Stored rows.
◇ ◇ ◇ ◇

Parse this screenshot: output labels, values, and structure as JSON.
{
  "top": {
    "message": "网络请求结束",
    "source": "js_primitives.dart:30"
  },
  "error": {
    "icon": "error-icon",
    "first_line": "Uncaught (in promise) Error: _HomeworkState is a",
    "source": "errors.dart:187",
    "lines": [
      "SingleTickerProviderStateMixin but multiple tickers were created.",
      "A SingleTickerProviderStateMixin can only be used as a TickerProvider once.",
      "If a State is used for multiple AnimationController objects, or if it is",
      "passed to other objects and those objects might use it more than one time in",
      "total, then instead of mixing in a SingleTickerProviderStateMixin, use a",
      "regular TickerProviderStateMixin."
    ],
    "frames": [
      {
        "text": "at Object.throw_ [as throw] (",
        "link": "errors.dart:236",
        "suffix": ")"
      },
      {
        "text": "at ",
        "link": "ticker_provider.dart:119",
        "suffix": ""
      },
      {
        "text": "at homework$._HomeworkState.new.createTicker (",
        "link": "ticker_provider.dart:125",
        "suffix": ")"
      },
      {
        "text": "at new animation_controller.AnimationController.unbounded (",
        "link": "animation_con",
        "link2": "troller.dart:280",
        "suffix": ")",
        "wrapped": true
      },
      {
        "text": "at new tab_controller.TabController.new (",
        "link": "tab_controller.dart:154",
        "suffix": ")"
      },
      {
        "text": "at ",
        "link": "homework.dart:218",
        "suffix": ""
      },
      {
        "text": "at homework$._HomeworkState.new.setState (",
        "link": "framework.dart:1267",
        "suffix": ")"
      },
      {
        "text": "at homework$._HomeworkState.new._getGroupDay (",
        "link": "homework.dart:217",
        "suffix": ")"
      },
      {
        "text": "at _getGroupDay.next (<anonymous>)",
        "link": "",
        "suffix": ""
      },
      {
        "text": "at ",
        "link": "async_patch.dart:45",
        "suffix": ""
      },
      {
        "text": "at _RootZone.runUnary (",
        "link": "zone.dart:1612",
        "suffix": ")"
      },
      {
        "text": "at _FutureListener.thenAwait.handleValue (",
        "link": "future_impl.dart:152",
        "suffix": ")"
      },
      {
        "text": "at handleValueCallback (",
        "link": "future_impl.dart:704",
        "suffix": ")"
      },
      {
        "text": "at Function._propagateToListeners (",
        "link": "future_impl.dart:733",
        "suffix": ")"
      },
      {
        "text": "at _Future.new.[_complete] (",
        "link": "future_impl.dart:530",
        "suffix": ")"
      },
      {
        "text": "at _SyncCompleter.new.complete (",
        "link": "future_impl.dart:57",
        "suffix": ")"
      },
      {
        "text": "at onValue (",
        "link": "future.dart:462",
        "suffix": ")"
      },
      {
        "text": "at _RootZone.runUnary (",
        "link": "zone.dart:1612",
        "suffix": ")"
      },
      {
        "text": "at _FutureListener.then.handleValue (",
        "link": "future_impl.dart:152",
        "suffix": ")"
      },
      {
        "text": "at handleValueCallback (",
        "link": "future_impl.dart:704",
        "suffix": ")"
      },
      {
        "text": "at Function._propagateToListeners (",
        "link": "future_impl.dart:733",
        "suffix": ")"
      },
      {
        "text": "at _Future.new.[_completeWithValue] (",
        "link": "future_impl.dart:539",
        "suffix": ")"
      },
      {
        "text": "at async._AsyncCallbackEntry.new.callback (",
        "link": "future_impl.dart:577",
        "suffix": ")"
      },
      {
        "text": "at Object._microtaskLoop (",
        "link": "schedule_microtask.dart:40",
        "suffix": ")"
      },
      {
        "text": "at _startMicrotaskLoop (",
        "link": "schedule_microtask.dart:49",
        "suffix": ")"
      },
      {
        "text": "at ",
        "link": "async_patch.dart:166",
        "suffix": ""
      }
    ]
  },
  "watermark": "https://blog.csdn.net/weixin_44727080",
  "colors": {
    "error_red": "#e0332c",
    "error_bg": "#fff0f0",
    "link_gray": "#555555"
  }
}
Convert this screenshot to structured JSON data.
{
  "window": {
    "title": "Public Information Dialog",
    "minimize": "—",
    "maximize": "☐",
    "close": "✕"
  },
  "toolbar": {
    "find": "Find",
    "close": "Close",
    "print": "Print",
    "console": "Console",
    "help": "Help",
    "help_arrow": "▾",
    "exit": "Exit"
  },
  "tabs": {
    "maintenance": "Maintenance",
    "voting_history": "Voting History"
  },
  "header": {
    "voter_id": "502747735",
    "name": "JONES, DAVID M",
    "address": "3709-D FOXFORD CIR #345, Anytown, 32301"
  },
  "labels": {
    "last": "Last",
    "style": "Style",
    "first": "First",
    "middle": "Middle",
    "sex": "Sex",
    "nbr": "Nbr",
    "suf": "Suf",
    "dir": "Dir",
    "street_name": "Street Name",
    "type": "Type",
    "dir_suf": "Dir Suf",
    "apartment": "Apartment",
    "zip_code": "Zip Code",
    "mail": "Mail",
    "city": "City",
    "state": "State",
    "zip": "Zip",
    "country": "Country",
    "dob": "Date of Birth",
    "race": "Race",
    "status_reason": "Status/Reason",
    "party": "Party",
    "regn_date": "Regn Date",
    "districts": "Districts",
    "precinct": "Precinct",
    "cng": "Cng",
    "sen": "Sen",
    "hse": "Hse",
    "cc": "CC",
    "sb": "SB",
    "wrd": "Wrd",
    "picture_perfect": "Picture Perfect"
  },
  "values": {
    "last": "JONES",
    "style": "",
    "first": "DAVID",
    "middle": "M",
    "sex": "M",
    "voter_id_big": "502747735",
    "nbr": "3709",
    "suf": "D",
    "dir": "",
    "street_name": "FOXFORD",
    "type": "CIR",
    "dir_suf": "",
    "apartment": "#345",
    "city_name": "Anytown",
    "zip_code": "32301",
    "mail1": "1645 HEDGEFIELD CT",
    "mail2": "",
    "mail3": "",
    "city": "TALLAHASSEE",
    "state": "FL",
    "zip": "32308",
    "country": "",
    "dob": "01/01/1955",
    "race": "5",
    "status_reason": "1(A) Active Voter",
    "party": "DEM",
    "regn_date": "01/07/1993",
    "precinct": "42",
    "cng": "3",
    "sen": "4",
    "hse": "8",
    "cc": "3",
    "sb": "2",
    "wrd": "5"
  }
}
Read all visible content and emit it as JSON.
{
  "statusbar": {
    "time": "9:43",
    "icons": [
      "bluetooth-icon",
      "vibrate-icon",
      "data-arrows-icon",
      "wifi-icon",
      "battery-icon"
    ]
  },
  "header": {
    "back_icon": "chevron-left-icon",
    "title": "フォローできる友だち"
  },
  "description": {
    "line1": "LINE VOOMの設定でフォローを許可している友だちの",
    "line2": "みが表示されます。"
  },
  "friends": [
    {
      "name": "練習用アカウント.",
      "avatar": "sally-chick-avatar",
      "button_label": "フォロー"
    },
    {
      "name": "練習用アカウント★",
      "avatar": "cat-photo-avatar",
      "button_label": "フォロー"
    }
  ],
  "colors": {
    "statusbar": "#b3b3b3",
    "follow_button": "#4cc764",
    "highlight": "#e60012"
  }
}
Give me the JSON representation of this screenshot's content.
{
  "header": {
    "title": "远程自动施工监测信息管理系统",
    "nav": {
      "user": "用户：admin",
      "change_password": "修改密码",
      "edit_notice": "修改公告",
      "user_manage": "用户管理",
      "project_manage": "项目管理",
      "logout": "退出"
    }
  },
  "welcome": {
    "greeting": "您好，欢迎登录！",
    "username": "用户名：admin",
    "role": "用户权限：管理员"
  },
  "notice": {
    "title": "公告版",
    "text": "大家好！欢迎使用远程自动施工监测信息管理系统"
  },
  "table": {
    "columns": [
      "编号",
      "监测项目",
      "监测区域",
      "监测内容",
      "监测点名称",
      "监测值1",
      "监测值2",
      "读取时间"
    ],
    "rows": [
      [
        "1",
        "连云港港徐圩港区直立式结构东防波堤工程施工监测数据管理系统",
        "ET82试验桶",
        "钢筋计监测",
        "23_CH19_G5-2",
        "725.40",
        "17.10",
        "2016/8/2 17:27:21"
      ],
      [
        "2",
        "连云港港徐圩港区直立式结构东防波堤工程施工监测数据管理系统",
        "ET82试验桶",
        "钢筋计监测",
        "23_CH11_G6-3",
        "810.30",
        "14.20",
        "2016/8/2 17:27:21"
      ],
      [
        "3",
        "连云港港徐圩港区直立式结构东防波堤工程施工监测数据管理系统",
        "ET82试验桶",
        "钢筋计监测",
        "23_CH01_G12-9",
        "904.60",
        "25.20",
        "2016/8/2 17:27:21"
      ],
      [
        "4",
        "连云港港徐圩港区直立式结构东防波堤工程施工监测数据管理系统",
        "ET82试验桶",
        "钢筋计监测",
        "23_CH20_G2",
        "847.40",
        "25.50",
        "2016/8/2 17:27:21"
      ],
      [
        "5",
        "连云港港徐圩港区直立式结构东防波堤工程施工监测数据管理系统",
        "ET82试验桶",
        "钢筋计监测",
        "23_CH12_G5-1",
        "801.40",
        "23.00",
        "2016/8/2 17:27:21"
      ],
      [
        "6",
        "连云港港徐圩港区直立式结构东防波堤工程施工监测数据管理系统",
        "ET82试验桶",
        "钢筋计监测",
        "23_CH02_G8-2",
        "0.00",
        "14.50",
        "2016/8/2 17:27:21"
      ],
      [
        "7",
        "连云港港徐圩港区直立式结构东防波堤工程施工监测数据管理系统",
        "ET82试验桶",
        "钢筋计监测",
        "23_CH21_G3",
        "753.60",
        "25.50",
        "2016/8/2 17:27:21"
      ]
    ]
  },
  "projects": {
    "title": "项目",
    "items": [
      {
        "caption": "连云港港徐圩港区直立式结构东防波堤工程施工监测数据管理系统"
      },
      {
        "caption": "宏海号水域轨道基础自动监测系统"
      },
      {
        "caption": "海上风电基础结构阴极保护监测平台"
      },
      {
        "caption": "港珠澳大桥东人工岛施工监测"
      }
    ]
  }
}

◇ ◇ ◇ ◇

Problem to work on.
In the records above, locate the lines holding the word "JSON". Copy each of them.

The result.
Parse this screenshot: output labels, values, and structure as JSON.
Convert this screenshot to structured JSON data.
Read all visible content and emit it as JSON.
Give me the JSON representation of this screenshot's content.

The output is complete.